AIM: Copy every line of the listing that holds the string "boiling".

Collection entries

-.-.-

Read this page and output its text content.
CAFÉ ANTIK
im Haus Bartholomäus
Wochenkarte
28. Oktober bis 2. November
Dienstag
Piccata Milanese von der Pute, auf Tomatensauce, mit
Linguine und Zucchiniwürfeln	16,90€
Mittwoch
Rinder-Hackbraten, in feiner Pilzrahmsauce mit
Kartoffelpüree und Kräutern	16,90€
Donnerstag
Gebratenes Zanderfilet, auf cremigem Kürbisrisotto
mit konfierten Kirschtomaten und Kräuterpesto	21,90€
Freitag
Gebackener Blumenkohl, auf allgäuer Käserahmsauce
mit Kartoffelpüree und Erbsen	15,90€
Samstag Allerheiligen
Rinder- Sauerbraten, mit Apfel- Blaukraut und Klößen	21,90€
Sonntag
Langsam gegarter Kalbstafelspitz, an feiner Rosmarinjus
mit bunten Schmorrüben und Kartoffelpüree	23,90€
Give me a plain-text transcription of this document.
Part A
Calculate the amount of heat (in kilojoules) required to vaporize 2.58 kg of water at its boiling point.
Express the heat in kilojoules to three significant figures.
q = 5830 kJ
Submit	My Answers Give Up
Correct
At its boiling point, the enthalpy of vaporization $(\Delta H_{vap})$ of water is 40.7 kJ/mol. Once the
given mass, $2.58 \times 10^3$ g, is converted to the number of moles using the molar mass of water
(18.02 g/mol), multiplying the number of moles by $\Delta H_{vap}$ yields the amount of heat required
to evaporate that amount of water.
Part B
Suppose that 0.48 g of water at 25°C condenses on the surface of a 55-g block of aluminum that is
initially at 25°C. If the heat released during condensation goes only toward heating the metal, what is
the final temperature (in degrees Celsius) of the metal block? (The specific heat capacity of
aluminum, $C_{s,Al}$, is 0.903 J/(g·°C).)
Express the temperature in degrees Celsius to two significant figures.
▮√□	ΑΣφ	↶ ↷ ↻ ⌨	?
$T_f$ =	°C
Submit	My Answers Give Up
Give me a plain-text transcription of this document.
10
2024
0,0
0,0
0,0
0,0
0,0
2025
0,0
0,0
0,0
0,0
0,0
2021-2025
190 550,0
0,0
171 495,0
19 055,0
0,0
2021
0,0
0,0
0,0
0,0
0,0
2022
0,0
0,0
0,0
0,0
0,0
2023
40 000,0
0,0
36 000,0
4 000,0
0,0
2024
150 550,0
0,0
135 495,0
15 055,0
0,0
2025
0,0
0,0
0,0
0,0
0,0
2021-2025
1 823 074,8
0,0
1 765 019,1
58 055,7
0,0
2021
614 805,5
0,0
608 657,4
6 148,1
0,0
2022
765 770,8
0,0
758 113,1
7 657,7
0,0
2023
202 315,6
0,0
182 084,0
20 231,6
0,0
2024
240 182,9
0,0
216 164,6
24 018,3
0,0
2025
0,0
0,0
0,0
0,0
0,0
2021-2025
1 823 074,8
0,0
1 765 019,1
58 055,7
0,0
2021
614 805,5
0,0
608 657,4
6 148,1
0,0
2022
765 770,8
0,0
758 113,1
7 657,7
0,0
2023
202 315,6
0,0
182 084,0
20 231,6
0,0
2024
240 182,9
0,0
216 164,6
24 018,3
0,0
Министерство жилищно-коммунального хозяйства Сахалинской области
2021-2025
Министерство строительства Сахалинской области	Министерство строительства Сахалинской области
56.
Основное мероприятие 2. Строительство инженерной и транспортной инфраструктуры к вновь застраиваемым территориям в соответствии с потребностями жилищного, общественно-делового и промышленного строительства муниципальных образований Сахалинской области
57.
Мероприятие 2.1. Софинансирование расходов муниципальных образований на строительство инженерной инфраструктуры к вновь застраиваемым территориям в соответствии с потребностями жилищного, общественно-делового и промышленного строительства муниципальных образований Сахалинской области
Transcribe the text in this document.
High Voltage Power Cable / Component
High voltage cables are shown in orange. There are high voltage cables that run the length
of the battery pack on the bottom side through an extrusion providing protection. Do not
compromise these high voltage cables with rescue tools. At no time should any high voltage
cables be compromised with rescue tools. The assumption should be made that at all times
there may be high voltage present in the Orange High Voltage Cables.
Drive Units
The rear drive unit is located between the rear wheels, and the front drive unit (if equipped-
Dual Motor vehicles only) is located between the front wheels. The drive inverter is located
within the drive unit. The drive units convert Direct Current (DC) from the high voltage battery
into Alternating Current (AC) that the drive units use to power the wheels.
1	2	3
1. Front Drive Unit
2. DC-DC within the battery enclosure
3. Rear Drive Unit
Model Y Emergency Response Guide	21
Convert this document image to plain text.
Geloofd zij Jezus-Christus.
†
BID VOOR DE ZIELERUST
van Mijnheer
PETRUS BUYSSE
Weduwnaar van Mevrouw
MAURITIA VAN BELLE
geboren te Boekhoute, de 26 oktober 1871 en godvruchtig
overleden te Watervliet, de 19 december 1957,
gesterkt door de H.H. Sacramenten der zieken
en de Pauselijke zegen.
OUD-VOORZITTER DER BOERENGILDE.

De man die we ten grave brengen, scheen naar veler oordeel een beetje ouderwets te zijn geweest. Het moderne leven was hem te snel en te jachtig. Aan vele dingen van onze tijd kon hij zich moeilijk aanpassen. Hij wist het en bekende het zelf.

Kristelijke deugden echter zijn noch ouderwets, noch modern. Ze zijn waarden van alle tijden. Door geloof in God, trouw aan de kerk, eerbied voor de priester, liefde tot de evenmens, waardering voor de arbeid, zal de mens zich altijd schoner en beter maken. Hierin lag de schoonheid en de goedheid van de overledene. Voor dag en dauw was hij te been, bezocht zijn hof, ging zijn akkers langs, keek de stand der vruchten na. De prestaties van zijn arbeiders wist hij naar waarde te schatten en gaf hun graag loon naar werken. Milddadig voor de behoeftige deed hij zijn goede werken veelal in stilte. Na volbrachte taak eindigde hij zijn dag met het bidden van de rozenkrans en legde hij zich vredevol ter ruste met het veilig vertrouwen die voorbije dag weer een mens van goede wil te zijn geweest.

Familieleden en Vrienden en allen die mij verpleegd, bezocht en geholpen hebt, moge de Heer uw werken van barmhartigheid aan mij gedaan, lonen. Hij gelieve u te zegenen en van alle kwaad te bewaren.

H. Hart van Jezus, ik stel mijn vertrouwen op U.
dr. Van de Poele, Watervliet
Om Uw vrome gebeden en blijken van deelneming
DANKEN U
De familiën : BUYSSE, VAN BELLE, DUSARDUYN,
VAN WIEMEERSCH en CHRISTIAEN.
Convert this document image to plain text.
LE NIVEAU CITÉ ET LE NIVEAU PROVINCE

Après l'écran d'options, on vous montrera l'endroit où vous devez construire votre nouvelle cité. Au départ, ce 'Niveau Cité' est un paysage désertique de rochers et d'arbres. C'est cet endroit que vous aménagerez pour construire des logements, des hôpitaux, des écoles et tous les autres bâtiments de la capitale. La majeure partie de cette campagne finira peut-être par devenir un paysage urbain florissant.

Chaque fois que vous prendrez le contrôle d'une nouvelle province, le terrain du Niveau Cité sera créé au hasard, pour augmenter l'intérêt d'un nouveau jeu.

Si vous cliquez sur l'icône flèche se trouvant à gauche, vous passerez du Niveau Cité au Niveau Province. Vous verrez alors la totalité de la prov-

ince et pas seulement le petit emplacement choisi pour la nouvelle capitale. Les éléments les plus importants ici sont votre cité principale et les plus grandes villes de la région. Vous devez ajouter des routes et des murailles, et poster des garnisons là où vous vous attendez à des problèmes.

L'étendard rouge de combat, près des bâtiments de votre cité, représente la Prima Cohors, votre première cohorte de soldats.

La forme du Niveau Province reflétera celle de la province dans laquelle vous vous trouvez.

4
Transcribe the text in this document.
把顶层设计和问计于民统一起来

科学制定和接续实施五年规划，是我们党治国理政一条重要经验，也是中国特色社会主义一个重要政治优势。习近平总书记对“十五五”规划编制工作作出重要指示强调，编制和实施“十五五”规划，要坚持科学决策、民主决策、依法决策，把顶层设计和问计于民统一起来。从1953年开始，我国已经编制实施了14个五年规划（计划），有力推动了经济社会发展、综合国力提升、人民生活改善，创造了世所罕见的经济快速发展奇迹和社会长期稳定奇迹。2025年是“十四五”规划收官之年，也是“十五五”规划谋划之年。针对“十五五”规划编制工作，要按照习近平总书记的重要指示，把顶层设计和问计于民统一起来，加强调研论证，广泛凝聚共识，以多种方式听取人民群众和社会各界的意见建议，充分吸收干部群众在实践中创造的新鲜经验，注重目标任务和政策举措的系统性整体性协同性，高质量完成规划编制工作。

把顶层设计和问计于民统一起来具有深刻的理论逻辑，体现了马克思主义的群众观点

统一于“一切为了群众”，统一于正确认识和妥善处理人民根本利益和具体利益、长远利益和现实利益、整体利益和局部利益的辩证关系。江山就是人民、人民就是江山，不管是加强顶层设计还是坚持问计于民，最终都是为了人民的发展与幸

-.-.-

EXERCISE RESPONSE:
Calculate the amount of heat (in kilojoules) required to vaporize 2.58 kg of water at its boiling point.
At its boiling point, the enthalpy of vaporization $(\Delta H_{vap})$ of water is 40.7 kJ/mol. Once the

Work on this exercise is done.